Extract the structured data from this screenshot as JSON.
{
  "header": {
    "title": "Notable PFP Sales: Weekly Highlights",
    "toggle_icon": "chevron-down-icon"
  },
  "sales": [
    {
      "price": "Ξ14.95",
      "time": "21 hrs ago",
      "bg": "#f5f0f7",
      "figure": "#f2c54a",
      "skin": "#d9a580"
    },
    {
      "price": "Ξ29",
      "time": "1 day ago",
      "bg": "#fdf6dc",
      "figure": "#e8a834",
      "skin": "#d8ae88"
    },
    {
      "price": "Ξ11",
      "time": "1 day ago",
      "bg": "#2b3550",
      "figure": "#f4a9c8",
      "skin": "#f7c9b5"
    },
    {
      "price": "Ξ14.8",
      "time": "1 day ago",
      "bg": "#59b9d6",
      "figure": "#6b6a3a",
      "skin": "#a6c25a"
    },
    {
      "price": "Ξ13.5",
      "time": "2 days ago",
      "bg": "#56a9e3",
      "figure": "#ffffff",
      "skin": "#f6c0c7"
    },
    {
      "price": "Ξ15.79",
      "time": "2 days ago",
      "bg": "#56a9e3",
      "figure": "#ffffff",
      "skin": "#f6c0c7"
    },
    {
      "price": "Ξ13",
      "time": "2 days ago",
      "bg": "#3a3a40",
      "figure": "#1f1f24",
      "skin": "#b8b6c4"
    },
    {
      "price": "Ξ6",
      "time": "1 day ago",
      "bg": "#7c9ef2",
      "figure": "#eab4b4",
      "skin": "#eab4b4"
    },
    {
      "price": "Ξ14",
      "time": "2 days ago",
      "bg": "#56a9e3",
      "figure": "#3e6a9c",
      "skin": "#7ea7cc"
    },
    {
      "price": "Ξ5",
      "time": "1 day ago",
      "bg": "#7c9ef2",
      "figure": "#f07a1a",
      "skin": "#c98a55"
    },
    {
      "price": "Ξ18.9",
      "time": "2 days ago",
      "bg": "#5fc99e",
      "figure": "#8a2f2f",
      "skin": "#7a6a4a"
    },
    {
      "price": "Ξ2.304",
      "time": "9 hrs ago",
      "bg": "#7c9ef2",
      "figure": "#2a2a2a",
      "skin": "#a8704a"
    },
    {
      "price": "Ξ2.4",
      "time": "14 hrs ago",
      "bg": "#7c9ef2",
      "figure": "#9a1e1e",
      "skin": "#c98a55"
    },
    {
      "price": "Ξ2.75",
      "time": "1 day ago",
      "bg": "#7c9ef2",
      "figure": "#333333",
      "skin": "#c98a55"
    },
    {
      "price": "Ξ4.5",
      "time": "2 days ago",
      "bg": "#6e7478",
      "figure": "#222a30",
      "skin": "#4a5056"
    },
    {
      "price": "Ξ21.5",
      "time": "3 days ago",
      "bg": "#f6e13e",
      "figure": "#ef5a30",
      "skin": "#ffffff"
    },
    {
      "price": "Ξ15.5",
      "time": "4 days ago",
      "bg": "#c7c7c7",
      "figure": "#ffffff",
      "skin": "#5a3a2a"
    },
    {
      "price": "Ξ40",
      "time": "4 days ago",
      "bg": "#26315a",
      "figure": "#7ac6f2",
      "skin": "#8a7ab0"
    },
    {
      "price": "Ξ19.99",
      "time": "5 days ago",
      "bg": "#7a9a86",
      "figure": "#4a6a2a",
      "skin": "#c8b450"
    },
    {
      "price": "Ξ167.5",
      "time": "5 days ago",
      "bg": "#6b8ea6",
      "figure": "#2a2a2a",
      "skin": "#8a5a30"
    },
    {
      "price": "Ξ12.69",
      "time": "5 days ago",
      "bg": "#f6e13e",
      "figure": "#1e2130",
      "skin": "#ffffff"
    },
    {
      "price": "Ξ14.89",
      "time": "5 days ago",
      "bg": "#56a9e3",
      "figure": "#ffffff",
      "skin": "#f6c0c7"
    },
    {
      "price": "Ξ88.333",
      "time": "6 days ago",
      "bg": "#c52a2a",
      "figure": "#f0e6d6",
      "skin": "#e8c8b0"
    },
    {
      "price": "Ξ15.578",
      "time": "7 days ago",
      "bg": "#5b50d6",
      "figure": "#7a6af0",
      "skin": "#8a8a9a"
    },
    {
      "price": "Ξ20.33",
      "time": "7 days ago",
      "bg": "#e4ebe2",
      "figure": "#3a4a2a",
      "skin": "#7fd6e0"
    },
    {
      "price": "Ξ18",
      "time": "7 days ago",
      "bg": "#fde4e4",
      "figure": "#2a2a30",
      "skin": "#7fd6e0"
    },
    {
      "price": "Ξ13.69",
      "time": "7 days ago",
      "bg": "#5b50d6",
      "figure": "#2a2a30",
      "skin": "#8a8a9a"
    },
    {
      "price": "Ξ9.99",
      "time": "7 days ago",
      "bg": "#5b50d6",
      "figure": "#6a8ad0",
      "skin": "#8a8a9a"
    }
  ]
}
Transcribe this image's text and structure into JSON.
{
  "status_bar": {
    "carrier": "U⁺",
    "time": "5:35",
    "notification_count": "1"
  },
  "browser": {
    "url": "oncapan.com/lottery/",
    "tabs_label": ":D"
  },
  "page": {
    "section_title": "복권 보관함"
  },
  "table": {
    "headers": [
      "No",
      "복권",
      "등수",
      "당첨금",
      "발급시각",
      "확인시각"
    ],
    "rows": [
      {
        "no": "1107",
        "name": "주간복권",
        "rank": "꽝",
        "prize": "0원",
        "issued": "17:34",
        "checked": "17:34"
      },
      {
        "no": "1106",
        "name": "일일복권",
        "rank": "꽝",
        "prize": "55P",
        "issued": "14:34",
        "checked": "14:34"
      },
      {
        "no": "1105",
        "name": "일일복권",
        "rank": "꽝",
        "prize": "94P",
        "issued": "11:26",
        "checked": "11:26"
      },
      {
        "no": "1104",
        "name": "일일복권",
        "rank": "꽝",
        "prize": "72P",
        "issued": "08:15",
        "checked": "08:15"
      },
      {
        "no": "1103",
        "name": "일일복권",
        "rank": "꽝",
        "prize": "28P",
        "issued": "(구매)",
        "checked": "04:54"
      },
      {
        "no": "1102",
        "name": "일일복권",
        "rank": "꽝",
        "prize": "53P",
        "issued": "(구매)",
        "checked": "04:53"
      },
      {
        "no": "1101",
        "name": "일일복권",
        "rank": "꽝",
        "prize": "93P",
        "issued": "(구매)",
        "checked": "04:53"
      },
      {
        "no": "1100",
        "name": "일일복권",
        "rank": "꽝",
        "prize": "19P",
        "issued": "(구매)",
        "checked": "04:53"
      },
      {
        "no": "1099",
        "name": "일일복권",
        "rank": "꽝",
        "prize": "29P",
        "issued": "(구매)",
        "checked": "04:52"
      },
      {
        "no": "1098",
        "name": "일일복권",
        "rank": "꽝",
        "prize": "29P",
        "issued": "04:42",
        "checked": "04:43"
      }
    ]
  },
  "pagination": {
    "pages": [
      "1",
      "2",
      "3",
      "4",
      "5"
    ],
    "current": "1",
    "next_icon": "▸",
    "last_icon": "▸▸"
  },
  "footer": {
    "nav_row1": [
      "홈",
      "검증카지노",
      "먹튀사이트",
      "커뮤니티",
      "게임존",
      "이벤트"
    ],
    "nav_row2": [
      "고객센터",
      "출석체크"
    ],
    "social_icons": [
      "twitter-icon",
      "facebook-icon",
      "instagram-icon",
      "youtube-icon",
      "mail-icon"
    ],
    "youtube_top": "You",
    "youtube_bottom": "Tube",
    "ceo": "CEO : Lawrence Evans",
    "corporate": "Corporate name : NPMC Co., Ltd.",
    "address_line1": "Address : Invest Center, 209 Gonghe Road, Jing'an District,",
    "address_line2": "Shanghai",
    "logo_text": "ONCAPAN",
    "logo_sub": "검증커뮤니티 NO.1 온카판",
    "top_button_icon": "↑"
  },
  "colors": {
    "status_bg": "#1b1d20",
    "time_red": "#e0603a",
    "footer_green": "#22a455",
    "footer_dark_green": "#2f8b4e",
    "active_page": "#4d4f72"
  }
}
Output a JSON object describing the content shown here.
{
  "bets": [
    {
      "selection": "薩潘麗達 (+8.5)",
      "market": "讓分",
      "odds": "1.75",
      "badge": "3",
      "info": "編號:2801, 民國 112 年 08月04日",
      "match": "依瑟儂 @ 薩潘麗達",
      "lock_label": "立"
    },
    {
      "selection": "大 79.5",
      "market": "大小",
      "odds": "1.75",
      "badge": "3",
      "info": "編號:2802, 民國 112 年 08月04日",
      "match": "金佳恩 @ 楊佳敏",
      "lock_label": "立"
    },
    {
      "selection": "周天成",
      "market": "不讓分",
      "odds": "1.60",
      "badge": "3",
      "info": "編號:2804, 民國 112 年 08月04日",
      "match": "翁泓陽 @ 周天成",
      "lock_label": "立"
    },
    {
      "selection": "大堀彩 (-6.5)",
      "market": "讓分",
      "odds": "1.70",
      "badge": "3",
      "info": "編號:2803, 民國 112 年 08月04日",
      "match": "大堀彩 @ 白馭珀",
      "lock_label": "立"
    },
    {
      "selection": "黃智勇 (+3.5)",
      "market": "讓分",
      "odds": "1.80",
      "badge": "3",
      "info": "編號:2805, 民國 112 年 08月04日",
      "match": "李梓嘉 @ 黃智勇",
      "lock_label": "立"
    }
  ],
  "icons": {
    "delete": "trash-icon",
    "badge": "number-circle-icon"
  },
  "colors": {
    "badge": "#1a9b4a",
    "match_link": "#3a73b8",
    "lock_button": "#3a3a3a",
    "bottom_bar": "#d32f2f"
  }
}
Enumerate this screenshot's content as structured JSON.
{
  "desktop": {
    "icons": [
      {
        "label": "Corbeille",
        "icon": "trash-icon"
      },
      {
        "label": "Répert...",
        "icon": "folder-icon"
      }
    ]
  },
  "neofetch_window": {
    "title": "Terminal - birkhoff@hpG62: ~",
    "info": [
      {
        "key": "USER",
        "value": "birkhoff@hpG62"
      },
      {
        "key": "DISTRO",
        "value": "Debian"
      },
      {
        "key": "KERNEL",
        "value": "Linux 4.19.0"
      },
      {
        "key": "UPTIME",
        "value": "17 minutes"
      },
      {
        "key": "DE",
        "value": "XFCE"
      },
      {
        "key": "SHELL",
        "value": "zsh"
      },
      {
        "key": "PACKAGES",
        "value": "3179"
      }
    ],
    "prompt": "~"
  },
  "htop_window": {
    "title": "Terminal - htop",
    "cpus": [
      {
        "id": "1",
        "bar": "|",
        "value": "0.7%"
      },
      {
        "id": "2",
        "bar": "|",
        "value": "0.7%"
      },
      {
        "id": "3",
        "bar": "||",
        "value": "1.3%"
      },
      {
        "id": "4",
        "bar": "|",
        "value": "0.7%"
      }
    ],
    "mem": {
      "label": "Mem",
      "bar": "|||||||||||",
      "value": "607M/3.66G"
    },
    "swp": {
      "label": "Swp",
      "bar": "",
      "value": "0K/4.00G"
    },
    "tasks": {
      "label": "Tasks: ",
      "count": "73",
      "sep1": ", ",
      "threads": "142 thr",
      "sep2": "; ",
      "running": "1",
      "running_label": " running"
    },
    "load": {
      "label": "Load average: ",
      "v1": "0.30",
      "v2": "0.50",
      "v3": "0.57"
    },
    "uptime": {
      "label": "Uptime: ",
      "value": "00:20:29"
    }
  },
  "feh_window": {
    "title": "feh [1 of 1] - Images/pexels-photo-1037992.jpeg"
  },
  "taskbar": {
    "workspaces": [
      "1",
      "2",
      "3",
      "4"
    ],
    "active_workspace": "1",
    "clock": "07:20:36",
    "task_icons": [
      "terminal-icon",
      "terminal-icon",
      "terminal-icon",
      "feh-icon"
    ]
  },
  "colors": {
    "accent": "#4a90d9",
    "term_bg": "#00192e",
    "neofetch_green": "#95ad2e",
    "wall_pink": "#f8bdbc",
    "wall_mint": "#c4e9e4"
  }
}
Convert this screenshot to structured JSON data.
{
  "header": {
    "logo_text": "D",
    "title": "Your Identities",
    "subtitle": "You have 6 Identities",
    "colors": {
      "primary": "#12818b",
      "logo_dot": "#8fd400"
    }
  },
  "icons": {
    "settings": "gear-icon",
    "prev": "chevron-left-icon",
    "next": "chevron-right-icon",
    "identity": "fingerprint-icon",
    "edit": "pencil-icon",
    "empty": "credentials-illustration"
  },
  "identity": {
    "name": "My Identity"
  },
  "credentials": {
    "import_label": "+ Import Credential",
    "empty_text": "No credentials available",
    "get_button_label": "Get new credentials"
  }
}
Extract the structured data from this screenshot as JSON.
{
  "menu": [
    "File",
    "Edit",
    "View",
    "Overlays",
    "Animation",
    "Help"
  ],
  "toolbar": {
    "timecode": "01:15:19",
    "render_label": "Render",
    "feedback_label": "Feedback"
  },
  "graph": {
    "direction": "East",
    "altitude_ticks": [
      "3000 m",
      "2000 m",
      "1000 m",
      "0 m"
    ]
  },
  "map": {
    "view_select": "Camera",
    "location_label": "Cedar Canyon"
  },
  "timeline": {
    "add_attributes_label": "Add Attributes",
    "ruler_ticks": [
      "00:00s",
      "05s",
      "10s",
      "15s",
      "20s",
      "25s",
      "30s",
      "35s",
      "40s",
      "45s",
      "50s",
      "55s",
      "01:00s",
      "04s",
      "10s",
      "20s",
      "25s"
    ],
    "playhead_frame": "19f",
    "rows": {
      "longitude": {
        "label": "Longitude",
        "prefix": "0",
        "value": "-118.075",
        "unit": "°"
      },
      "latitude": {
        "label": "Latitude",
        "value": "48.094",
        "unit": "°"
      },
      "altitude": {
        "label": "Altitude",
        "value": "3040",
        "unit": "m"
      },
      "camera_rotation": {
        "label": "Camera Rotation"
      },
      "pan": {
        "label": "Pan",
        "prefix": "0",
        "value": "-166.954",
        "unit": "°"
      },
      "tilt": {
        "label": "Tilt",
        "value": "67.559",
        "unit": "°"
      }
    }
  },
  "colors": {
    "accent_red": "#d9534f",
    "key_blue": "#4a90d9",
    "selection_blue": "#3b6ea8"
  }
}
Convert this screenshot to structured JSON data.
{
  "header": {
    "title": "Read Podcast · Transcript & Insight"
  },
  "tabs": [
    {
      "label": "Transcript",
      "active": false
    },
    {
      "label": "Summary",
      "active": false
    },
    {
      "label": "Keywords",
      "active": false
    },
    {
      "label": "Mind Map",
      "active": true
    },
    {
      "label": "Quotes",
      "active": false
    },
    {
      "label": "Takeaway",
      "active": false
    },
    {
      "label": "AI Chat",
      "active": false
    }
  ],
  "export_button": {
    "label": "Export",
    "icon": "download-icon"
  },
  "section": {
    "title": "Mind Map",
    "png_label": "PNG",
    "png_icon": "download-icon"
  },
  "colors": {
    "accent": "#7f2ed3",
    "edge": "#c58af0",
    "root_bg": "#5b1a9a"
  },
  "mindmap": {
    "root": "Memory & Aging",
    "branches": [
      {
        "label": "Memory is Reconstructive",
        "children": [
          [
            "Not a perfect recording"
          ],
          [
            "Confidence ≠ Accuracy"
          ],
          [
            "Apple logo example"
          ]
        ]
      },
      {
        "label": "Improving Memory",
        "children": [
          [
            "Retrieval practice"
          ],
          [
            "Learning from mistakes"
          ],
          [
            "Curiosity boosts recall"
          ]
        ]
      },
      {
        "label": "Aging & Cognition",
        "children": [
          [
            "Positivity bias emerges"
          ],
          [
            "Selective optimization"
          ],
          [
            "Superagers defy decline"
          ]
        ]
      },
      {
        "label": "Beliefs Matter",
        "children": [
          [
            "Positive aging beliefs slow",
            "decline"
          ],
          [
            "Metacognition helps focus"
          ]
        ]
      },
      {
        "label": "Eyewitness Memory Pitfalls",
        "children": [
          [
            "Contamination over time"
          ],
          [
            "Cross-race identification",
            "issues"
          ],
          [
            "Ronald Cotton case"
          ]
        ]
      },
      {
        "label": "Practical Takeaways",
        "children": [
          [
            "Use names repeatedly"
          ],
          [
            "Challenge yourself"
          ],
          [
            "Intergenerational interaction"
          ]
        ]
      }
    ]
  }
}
------------------------------------------------------------------------
REQUIREMENT: Using the records above, pull out each line where the word "birkhoff" occurs.

FINISHED ANSWER:
    "title": "Terminal - birkhoff@hpG62: ~",
        "value": "birkhoff@hpG62"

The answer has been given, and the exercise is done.